**** RECORDS FOR THIS EXERCISE
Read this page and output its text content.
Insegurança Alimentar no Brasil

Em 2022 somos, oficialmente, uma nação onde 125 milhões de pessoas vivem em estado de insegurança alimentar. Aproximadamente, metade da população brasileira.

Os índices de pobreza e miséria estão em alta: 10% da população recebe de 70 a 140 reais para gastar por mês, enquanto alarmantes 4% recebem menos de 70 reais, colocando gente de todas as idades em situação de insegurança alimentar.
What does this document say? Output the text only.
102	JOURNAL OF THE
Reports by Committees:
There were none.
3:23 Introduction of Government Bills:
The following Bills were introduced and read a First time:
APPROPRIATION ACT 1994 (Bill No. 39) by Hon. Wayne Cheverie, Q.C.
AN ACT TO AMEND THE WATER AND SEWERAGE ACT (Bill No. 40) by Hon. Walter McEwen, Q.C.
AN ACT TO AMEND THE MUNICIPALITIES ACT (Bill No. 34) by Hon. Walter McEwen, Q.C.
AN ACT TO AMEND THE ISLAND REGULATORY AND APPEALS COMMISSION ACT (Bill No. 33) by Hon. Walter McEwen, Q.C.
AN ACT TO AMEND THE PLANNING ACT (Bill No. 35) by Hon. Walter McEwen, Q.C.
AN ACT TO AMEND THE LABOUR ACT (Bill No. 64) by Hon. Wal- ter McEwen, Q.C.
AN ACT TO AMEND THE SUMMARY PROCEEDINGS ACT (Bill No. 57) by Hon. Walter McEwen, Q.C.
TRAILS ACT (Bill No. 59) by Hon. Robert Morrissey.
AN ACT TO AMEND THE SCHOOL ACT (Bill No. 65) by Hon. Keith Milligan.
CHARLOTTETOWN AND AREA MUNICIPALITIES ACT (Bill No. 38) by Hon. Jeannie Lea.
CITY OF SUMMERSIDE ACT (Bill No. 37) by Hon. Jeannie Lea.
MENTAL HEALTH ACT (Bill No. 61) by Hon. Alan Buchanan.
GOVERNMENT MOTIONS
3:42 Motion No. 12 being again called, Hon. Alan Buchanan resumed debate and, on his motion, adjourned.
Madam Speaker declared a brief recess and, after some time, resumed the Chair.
********
» **SET EXERCISE**:
Transcribe the full listing above without leaving anything out.

» **IN RESPONSE**:
Read this page and output its text content.
Insegurança Alimentar no Brasil

Em 2022 somos, oficialmente, uma nação onde 125 milhões de pessoas vivem em estado de insegurança alimentar. Aproximadamente, metade da população brasileira.

Os índices de pobreza e miséria estão em alta: 10% da população recebe de 70 a 140 reais para gastar por mês, enquanto alarmantes 4% recebem menos de 70 reais, colocando gente de todas as idades em situação de insegurança alimentar.
What does this document say? Output the text only.
102	JOURNAL OF THE
Reports by Committees:
There were none.
3:23 Introduction of Government Bills:
The following Bills were introduced and read a First time:
APPROPRIATION ACT 1994 (Bill No. 39) by Hon. Wayne Cheverie, Q.C.
AN ACT TO AMEND THE WATER AND SEWERAGE ACT (Bill No. 40) by Hon. Walter McEwen, Q.C.
AN ACT TO AMEND THE MUNICIPALITIES ACT (Bill No. 34) by Hon. Walter McEwen, Q.C.
AN ACT TO AMEND THE ISLAND REGULATORY AND APPEALS COMMISSION ACT (Bill No. 33) by Hon. Walter McEwen, Q.C.
AN ACT TO AMEND THE PLANNING ACT (Bill No. 35) by Hon. Walter McEwen, Q.C.
AN ACT TO AMEND THE LABOUR ACT (Bill No. 64) by Hon. Wal- ter McEwen, Q.C.
AN ACT TO AMEND THE SUMMARY PROCEEDINGS ACT (Bill No. 57) by Hon. Walter McEwen, Q.C.
TRAILS ACT (Bill No. 59) by Hon. Robert Morrissey.
AN ACT TO AMEND THE SCHOOL ACT (Bill No. 65) by Hon. Keith Milligan.
CHARLOTTETOWN AND AREA MUNICIPALITIES ACT (Bill No. 38) by Hon. Jeannie Lea.
CITY OF SUMMERSIDE ACT (Bill No. 37) by Hon. Jeannie Lea.
MENTAL HEALTH ACT (Bill No. 61) by Hon. Alan Buchanan.
GOVERNMENT MOTIONS
3:42 Motion No. 12 being again called, Hon. Alan Buchanan resumed debate and, on his motion, adjourned.
Madam Speaker declared a brief recess and, after some time, resumed the Chair.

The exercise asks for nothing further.